_Short task_. Find the lines of data that contain the string "core", then list them.

_Available records_.
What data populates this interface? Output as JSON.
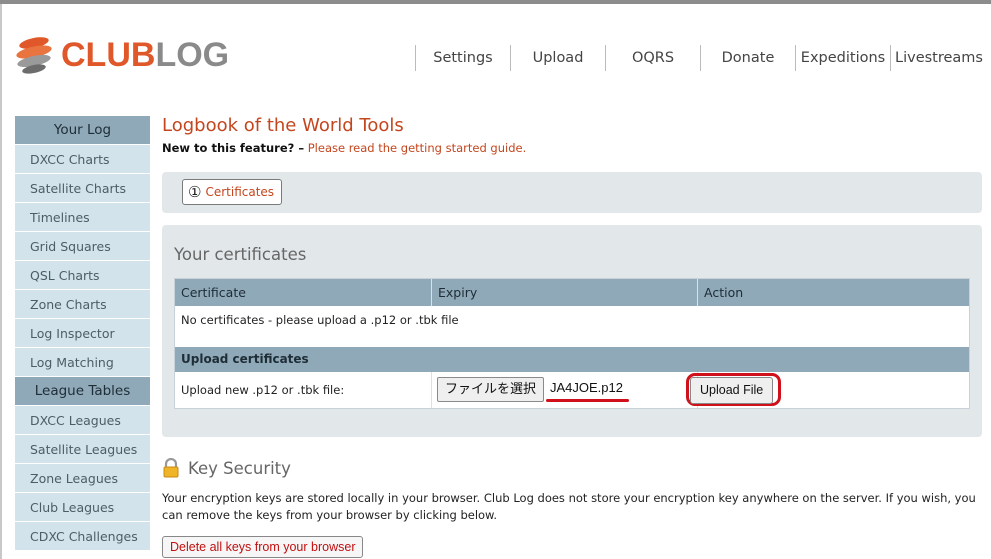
{
  "logo": {
    "part1": "CLUB",
    "part2": "LOG"
  },
  "nav": {
    "items": [
      {
        "label": "Settings"
      },
      {
        "label": "Upload"
      },
      {
        "label": "OQRS"
      },
      {
        "label": "Donate"
      },
      {
        "label": "Expeditions"
      },
      {
        "label": "Livestreams"
      }
    ]
  },
  "sidebar": {
    "section1_title": "Your Log",
    "section1_items": [
      {
        "label": "DXCC Charts"
      },
      {
        "label": "Satellite Charts"
      },
      {
        "label": "Timelines"
      },
      {
        "label": "Grid Squares"
      },
      {
        "label": "QSL Charts"
      },
      {
        "label": "Zone Charts"
      },
      {
        "label": "Log Inspector"
      },
      {
        "label": "Log Matching"
      }
    ],
    "section2_title": "League Tables",
    "section2_items": [
      {
        "label": "DXCC Leagues"
      },
      {
        "label": "Satellite Leagues"
      },
      {
        "label": "Zone Leagues"
      },
      {
        "label": "Club Leagues"
      },
      {
        "label": "CDXC Challenges"
      }
    ]
  },
  "main": {
    "title": "Logbook of the World Tools",
    "intro_lead": "New to this feature? –",
    "intro_link": "Please read the getting started guide.",
    "tab": {
      "number": "①",
      "label": "Certificates"
    },
    "certs_title": "Your certificates",
    "table": {
      "headers": [
        "Certificate",
        "Expiry",
        "Action"
      ],
      "empty_message": "No certificates - please upload a .p12 or .tbk file",
      "upload_section": "Upload certificates",
      "upload_label": "Upload new .p12 or .tbk file:",
      "file_button": "ファイルを選択",
      "file_name": "JA4JOE.p12",
      "upload_button": "Upload File"
    },
    "key_security": {
      "title": "Key Security",
      "description": "Your encryption keys are stored locally in your browser. Club Log does not store your encryption key anywhere on the server. If you wish, you can remove the keys from your browser by clicking below.",
      "delete_button": "Delete all keys from your browser"
    }
  },
  "colors": {
    "accent": "#c3461e",
    "sidebar_head": "#8fa9b8",
    "sidebar_item": "#d2e3ec",
    "panel": "#e2e7ea",
    "highlight": "#d0101a"
  }
}
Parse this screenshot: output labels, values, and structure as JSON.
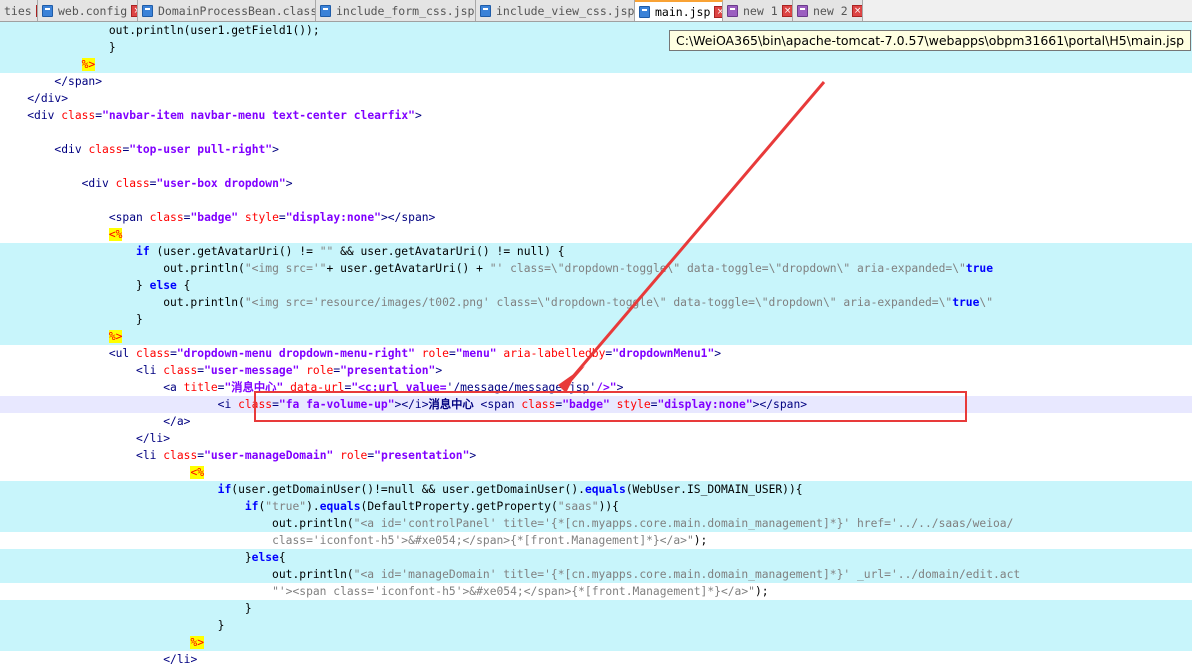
{
  "tabs": [
    {
      "label": "ties",
      "icon": "none",
      "active": false
    },
    {
      "label": "web.config",
      "icon": "blue",
      "active": false
    },
    {
      "label": "DomainProcessBean.class",
      "icon": "blue",
      "active": false
    },
    {
      "label": "include_form_css.jsp",
      "icon": "blue",
      "active": false
    },
    {
      "label": "include_view_css.jsp",
      "icon": "blue",
      "active": false
    },
    {
      "label": "main.jsp",
      "icon": "blue",
      "active": true
    },
    {
      "label": "new 1",
      "icon": "purple",
      "active": false
    },
    {
      "label": "new 2",
      "icon": "purple",
      "active": false
    }
  ],
  "tooltip": "C:\\WeiOA365\\bin\\apache-tomcat-7.0.57\\webapps\\obpm31661\\portal\\H5\\main.jsp",
  "lines": [
    {
      "hl": true,
      "t": [
        [
          "p",
          "                out.println(user1.getField1());"
        ]
      ]
    },
    {
      "hl": true,
      "t": [
        [
          "p",
          "                }"
        ]
      ]
    },
    {
      "hl": true,
      "t": [
        [
          "p",
          "            "
        ],
        [
          "dl",
          "%>"
        ]
      ]
    },
    {
      "hl": false,
      "t": [
        [
          "p",
          "        "
        ],
        [
          "tg",
          "</span>"
        ]
      ]
    },
    {
      "hl": false,
      "t": [
        [
          "p",
          "    "
        ],
        [
          "tg",
          "</div>"
        ]
      ]
    },
    {
      "hl": false,
      "t": [
        [
          "p",
          "    "
        ],
        [
          "tg",
          "<div "
        ],
        [
          "at",
          "class"
        ],
        [
          "tg",
          "="
        ],
        [
          "st",
          "\"navbar-item navbar-menu text-center clearfix\""
        ],
        [
          "tg",
          ">"
        ]
      ]
    },
    {
      "hl": false,
      "t": []
    },
    {
      "hl": false,
      "t": [
        [
          "p",
          "        "
        ],
        [
          "tg",
          "<div "
        ],
        [
          "at",
          "class"
        ],
        [
          "tg",
          "="
        ],
        [
          "st",
          "\"top-user pull-right\""
        ],
        [
          "tg",
          ">"
        ]
      ]
    },
    {
      "hl": false,
      "t": []
    },
    {
      "hl": false,
      "t": [
        [
          "p",
          "            "
        ],
        [
          "tg",
          "<div "
        ],
        [
          "at",
          "class"
        ],
        [
          "tg",
          "="
        ],
        [
          "st",
          "\"user-box dropdown\""
        ],
        [
          "tg",
          ">"
        ]
      ]
    },
    {
      "hl": false,
      "t": []
    },
    {
      "hl": false,
      "t": [
        [
          "p",
          "                "
        ],
        [
          "tg",
          "<span "
        ],
        [
          "at",
          "class"
        ],
        [
          "tg",
          "="
        ],
        [
          "st",
          "\"badge\""
        ],
        [
          "p",
          " "
        ],
        [
          "at",
          "style"
        ],
        [
          "tg",
          "="
        ],
        [
          "st",
          "\"display:none\""
        ],
        [
          "tg",
          "></span>"
        ]
      ]
    },
    {
      "hl": false,
      "t": [
        [
          "p",
          "                "
        ],
        [
          "dl",
          "<%"
        ]
      ]
    },
    {
      "hl": true,
      "t": [
        [
          "p",
          "                    "
        ],
        [
          "jk",
          "if"
        ],
        [
          "p",
          " (user.getAvatarUri() != "
        ],
        [
          "js",
          "\"\""
        ],
        [
          "p",
          " && user.getAvatarUri() != null) {"
        ]
      ]
    },
    {
      "hl": true,
      "t": [
        [
          "p",
          "                        out.println("
        ],
        [
          "js",
          "\"<img src='\""
        ],
        [
          "p",
          "+ user.getAvatarUri() + "
        ],
        [
          "js",
          "\"' class=\\\"dropdown-toggle\\\" data-toggle=\\\"dropdown\\\" aria-expanded=\\\""
        ],
        [
          "jk",
          "true"
        ]
      ]
    },
    {
      "hl": true,
      "t": [
        [
          "p",
          "                    } "
        ],
        [
          "jk",
          "else"
        ],
        [
          "p",
          " {"
        ]
      ]
    },
    {
      "hl": true,
      "t": [
        [
          "p",
          "                        out.println("
        ],
        [
          "js",
          "\"<img src='resource/images/t002.png' class=\\\"dropdown-toggle\\\" data-toggle=\\\"dropdown\\\" aria-expanded=\\\""
        ],
        [
          "jk",
          "true"
        ],
        [
          "js",
          "\\\""
        ]
      ]
    },
    {
      "hl": true,
      "t": [
        [
          "p",
          "                    }"
        ]
      ]
    },
    {
      "hl": true,
      "t": [
        [
          "p",
          "                "
        ],
        [
          "dl",
          "%>"
        ]
      ]
    },
    {
      "hl": false,
      "t": [
        [
          "p",
          "                "
        ],
        [
          "tg",
          "<ul "
        ],
        [
          "at",
          "class"
        ],
        [
          "tg",
          "="
        ],
        [
          "st",
          "\"dropdown-menu dropdown-menu-right\""
        ],
        [
          "p",
          " "
        ],
        [
          "at",
          "role"
        ],
        [
          "tg",
          "="
        ],
        [
          "st",
          "\"menu\""
        ],
        [
          "p",
          " "
        ],
        [
          "at",
          "aria-labelledby"
        ],
        [
          "tg",
          "="
        ],
        [
          "st",
          "\"dropdownMenu1\""
        ],
        [
          "tg",
          ">"
        ]
      ]
    },
    {
      "hl": false,
      "t": [
        [
          "p",
          "                    "
        ],
        [
          "tg",
          "<li "
        ],
        [
          "at",
          "class"
        ],
        [
          "tg",
          "="
        ],
        [
          "st",
          "\"user-message\""
        ],
        [
          "p",
          " "
        ],
        [
          "at",
          "role"
        ],
        [
          "tg",
          "="
        ],
        [
          "st",
          "\"presentation\""
        ],
        [
          "tg",
          ">"
        ]
      ]
    },
    {
      "hl": false,
      "t": [
        [
          "p",
          "                        "
        ],
        [
          "tg",
          "<a "
        ],
        [
          "at",
          "title"
        ],
        [
          "tg",
          "="
        ],
        [
          "st",
          "\"消息中心\""
        ],
        [
          "p",
          " "
        ],
        [
          "at",
          "data-url"
        ],
        [
          "tg",
          "="
        ],
        [
          "st",
          "\"<c:url value="
        ],
        [
          "tg",
          "'/message/message.jsp'"
        ],
        [
          "st",
          "/>\""
        ],
        [
          "tg",
          ">"
        ]
      ]
    },
    {
      "hl": false,
      "cur": true,
      "t": [
        [
          "p",
          "                                "
        ],
        [
          "tg",
          "<i "
        ],
        [
          "at",
          "class"
        ],
        [
          "tg",
          "="
        ],
        [
          "st",
          "\"fa fa-volume-up\""
        ],
        [
          "tg",
          "></i>"
        ],
        [
          "op",
          "消息中心"
        ],
        [
          "p",
          " "
        ],
        [
          "tg",
          "<span "
        ],
        [
          "at",
          "class"
        ],
        [
          "tg",
          "="
        ],
        [
          "st",
          "\"badge\""
        ],
        [
          "p",
          " "
        ],
        [
          "at",
          "style"
        ],
        [
          "tg",
          "="
        ],
        [
          "st",
          "\"display:none\""
        ],
        [
          "tg",
          "></span>"
        ]
      ]
    },
    {
      "hl": false,
      "t": [
        [
          "p",
          "                        "
        ],
        [
          "tg",
          "</a>"
        ]
      ]
    },
    {
      "hl": false,
      "t": [
        [
          "p",
          "                    "
        ],
        [
          "tg",
          "</li>"
        ]
      ]
    },
    {
      "hl": false,
      "t": [
        [
          "p",
          "                    "
        ],
        [
          "tg",
          "<li "
        ],
        [
          "at",
          "class"
        ],
        [
          "tg",
          "="
        ],
        [
          "st",
          "\"user-manageDomain\""
        ],
        [
          "p",
          " "
        ],
        [
          "at",
          "role"
        ],
        [
          "tg",
          "="
        ],
        [
          "st",
          "\"presentation\""
        ],
        [
          "tg",
          ">"
        ]
      ]
    },
    {
      "hl": false,
      "t": [
        [
          "p",
          "                            "
        ],
        [
          "dl",
          "<%"
        ]
      ]
    },
    {
      "hl": true,
      "t": [
        [
          "p",
          "                                "
        ],
        [
          "jk",
          "if"
        ],
        [
          "p",
          "(user.getDomainUser()!=null && user.getDomainUser()."
        ],
        [
          "jk",
          "equals"
        ],
        [
          "p",
          "(WebUser.IS_DOMAIN_USER)){"
        ]
      ]
    },
    {
      "hl": true,
      "t": [
        [
          "p",
          "                                    "
        ],
        [
          "jk",
          "if"
        ],
        [
          "p",
          "("
        ],
        [
          "js",
          "\"true\""
        ],
        [
          "p",
          ")."
        ],
        [
          "jk",
          "equals"
        ],
        [
          "p",
          "(DefaultProperty.getProperty("
        ],
        [
          "js",
          "\"saas\""
        ],
        [
          "p",
          ")){"
        ]
      ]
    },
    {
      "hl": true,
      "t": [
        [
          "p",
          "                                        out.println("
        ],
        [
          "js",
          "\"<a id='controlPanel' title='{*[cn.myapps.core.main.domain_management]*}' href='../../saas/weioa/"
        ]
      ]
    },
    {
      "hl": false,
      "t": [
        [
          "p",
          "                                        "
        ],
        [
          "js",
          "class='iconfont-h5'>&#xe054;</span>{*[front.Management]*}</a>\""
        ],
        [
          "p",
          ");"
        ]
      ]
    },
    {
      "hl": true,
      "t": [
        [
          "p",
          "                                    }"
        ],
        [
          "jk",
          "else"
        ],
        [
          "p",
          "{"
        ]
      ]
    },
    {
      "hl": true,
      "t": [
        [
          "p",
          "                                        out.println("
        ],
        [
          "js",
          "\"<a id='manageDomain' title='{*[cn.myapps.core.main.domain_management]*}' _url='../domain/edit.act"
        ]
      ]
    },
    {
      "hl": false,
      "t": [
        [
          "p",
          "                                        "
        ],
        [
          "js",
          "\"'><span class='iconfont-h5'>&#xe054;</span>{*[front.Management]*}</a>\""
        ],
        [
          "p",
          ");"
        ]
      ]
    },
    {
      "hl": true,
      "t": [
        [
          "p",
          "                                    }"
        ]
      ]
    },
    {
      "hl": true,
      "t": [
        [
          "p",
          "                                }"
        ]
      ]
    },
    {
      "hl": true,
      "t": [
        [
          "p",
          "                            "
        ],
        [
          "dl",
          "%>"
        ]
      ]
    },
    {
      "hl": false,
      "t": [
        [
          "p",
          "                        "
        ],
        [
          "tg",
          "</li>"
        ]
      ]
    }
  ]
}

_Response_.
          "\"<a id='controlPanel' title='{*[cn.myapps.core.main.domain_management]*}' href='../../saas/weioa/"
          "\"<a id='manageDomain' title='{*[cn.myapps.core.main.domain_management]*}' _url='../domain/edit.act"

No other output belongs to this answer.